Could you copy, word for word, only the lines from the one containing "Enumerate this screenshot's" through the last line of the records below, both included?
-- Start DATASET RECORDS --
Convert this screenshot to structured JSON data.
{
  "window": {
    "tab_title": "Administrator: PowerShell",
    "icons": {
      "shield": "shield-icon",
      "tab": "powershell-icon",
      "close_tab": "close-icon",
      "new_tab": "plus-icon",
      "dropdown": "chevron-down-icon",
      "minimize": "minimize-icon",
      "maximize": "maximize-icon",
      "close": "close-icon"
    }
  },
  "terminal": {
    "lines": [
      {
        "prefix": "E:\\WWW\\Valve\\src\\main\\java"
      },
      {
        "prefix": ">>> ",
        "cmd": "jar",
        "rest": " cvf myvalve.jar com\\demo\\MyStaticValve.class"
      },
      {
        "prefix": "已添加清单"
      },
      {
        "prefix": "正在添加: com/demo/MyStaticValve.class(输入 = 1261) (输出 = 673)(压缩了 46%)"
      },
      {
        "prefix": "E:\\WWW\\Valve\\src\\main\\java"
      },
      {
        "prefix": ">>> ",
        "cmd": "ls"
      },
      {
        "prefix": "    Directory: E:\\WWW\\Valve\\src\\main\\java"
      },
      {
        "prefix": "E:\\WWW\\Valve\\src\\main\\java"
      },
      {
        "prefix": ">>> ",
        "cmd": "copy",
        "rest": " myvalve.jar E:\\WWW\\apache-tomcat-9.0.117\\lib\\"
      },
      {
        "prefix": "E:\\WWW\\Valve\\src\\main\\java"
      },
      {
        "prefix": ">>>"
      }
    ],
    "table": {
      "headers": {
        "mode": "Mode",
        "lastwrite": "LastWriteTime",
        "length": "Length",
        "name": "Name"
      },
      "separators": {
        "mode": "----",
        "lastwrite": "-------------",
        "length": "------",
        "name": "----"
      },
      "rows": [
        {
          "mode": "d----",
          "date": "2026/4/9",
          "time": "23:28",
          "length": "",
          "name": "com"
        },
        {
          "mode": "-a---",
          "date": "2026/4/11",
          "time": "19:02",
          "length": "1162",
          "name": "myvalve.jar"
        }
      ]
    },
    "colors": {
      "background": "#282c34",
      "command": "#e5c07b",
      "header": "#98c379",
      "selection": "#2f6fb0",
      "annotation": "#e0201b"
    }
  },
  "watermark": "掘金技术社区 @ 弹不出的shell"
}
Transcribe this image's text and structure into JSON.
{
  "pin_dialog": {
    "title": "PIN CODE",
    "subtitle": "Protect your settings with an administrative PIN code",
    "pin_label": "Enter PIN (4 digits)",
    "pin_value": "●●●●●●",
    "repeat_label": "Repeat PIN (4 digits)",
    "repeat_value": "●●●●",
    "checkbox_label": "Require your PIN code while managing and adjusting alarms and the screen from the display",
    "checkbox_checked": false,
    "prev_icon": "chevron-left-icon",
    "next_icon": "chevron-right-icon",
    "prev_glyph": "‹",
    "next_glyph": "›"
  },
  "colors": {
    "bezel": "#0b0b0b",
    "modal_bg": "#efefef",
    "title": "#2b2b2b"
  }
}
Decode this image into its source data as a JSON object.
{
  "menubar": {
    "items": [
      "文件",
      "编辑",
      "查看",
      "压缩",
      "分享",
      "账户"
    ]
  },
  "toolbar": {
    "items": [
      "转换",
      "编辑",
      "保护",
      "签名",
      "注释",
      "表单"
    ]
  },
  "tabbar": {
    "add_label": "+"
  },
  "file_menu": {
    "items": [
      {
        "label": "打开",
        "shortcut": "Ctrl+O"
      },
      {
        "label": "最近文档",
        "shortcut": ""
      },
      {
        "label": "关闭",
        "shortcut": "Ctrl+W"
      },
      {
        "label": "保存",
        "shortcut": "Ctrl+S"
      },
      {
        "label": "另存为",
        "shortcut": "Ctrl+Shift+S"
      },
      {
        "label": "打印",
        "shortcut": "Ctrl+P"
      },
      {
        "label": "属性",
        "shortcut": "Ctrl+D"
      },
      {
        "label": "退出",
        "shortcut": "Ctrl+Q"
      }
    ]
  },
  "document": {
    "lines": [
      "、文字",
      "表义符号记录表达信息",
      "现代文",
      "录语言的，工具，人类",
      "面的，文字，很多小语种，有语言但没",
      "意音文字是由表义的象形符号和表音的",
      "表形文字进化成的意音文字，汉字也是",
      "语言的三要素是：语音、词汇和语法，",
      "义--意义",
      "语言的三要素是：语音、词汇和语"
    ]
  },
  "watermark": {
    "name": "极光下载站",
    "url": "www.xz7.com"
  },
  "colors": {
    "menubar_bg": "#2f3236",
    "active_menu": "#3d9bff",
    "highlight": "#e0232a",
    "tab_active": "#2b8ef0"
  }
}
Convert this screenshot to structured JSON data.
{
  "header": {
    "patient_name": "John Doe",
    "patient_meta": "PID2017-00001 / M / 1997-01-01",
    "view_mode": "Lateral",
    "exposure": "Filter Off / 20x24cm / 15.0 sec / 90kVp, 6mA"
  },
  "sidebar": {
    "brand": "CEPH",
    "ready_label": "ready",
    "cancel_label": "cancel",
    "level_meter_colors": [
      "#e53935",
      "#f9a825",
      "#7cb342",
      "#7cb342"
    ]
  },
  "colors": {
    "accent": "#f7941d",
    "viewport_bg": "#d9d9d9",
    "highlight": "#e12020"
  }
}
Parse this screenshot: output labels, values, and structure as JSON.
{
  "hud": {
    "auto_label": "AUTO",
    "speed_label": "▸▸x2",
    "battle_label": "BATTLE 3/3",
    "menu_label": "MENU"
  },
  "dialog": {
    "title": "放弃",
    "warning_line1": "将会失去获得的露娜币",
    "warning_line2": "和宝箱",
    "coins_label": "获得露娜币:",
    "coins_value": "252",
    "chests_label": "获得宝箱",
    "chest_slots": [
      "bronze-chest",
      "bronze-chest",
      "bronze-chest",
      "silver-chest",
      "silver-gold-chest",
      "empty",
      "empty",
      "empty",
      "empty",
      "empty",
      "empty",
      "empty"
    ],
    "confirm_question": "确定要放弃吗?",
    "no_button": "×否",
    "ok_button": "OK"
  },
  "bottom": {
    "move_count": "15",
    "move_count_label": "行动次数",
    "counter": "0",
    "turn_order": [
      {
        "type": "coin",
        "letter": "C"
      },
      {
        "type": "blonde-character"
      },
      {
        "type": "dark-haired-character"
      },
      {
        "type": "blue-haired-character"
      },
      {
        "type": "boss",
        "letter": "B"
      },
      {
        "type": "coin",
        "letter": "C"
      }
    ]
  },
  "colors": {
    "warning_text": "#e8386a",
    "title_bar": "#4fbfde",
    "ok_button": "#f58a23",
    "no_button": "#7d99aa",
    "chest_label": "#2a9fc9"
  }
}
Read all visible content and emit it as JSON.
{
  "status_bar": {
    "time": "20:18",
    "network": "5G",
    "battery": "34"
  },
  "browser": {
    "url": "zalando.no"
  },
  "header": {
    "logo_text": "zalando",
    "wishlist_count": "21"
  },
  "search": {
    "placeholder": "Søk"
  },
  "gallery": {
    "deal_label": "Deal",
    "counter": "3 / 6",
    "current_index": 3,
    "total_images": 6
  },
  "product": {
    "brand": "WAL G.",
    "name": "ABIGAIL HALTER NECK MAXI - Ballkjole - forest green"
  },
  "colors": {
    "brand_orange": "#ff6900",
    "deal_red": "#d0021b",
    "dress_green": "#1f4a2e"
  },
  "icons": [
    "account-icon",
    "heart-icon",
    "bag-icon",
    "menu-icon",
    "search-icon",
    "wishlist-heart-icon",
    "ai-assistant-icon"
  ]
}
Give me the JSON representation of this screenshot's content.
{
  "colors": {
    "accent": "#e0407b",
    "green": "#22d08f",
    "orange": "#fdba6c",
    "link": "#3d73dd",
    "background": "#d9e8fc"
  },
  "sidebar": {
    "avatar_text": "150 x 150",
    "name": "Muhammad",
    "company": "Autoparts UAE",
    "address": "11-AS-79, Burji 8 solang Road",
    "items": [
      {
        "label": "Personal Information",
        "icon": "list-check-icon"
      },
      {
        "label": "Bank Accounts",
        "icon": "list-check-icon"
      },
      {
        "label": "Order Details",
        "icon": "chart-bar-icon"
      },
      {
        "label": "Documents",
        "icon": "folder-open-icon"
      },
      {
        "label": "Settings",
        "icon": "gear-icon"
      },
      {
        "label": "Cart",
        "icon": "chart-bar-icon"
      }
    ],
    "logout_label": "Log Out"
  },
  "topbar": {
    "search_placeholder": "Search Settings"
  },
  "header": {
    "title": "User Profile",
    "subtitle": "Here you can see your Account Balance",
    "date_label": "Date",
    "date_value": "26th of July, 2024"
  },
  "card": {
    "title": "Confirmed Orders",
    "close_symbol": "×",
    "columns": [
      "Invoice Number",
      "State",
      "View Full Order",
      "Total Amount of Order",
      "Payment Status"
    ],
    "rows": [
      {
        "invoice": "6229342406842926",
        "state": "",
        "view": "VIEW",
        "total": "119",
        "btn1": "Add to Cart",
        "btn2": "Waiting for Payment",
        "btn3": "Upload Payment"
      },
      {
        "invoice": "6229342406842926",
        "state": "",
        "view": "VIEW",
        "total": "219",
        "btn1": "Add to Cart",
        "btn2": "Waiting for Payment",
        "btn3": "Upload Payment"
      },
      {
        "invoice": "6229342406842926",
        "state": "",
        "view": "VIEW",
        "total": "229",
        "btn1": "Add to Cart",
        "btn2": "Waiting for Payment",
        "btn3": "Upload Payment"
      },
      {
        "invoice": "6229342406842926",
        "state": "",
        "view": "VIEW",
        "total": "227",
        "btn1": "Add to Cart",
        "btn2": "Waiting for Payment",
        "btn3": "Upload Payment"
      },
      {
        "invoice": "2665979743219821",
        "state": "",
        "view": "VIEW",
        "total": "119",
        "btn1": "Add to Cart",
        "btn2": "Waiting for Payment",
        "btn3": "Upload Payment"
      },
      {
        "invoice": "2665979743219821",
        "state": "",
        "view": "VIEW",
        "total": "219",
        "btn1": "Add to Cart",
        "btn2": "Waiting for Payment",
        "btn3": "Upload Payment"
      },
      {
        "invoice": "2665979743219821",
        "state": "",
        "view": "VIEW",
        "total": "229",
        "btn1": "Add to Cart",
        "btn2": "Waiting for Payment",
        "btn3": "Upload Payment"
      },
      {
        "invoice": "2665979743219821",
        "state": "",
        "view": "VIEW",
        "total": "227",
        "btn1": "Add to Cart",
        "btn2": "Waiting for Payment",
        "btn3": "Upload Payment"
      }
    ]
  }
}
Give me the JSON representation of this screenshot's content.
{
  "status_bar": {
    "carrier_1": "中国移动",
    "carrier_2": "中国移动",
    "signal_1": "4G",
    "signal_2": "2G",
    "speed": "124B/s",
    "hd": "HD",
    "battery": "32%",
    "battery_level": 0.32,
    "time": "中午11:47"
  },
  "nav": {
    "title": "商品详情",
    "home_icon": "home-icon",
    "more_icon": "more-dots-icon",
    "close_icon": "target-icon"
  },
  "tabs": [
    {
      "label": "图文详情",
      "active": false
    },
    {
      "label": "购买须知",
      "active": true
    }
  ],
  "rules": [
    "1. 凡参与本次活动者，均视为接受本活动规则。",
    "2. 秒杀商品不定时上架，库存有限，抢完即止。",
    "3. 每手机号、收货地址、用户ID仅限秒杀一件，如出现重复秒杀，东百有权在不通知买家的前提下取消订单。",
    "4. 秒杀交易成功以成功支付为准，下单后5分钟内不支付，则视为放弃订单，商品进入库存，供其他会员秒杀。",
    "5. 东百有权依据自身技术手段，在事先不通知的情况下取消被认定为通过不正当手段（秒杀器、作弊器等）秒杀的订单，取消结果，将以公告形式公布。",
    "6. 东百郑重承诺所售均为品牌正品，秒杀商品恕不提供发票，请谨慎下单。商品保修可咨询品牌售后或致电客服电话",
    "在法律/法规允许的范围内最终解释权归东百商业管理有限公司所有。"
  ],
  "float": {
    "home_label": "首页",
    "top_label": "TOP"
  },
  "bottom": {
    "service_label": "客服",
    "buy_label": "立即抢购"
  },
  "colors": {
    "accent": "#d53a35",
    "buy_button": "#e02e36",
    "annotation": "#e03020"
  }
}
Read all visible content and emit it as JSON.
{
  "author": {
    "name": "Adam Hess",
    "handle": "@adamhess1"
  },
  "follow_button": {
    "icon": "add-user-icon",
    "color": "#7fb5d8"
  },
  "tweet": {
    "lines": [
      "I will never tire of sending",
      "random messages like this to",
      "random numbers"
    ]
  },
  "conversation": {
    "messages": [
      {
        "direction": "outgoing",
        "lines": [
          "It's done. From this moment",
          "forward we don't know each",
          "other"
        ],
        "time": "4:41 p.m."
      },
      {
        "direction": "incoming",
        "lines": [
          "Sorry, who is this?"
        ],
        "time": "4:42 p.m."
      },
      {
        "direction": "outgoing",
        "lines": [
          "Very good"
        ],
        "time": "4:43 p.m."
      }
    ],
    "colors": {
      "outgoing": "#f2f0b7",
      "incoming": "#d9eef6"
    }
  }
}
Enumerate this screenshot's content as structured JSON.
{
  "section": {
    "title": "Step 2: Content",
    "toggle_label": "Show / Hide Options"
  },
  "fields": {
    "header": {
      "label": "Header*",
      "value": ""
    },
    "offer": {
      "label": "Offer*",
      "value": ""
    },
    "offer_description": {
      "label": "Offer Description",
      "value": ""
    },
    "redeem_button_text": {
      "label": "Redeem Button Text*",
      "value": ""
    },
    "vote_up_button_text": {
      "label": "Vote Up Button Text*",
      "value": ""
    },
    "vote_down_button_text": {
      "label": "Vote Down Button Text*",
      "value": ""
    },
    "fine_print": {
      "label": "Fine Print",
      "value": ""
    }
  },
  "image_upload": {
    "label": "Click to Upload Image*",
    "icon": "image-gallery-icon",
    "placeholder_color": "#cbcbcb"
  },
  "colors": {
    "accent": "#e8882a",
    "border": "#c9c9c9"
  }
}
-- End DATASET RECORDS --
- RESPONSE
Enumerate this screenshot's content as structured JSON.
{
  "section": {
    "title": "Step 2: Content",
    "toggle_label": "Show / Hide Options"
  },
  "fields": {
    "header": {
      "label": "Header*",
      "value": ""
    },
    "offer": {
      "label": "Offer*",
      "value": ""
    },
    "offer_description": {
      "label": "Offer Description",
      "value": ""
    },
    "redeem_button_text": {
      "label": "Redeem Button Text*",
      "value": ""
    },
    "vote_up_button_text": {
      "label": "Vote Up Button Text*",
      "value": ""
    },
    "vote_down_button_text": {
      "label": "Vote Down Button Text*",
      "value": ""
    },
    "fine_print": {
      "label": "Fine Print",
      "value": ""
    }
  },
  "image_upload": {
    "label": "Click to Upload Image*",
    "icon": "image-gallery-icon",
    "placeholder_color": "#cbcbcb"
  },
  "colors": {
    "accent": "#e8882a",
    "border": "#c9c9c9"
  }
}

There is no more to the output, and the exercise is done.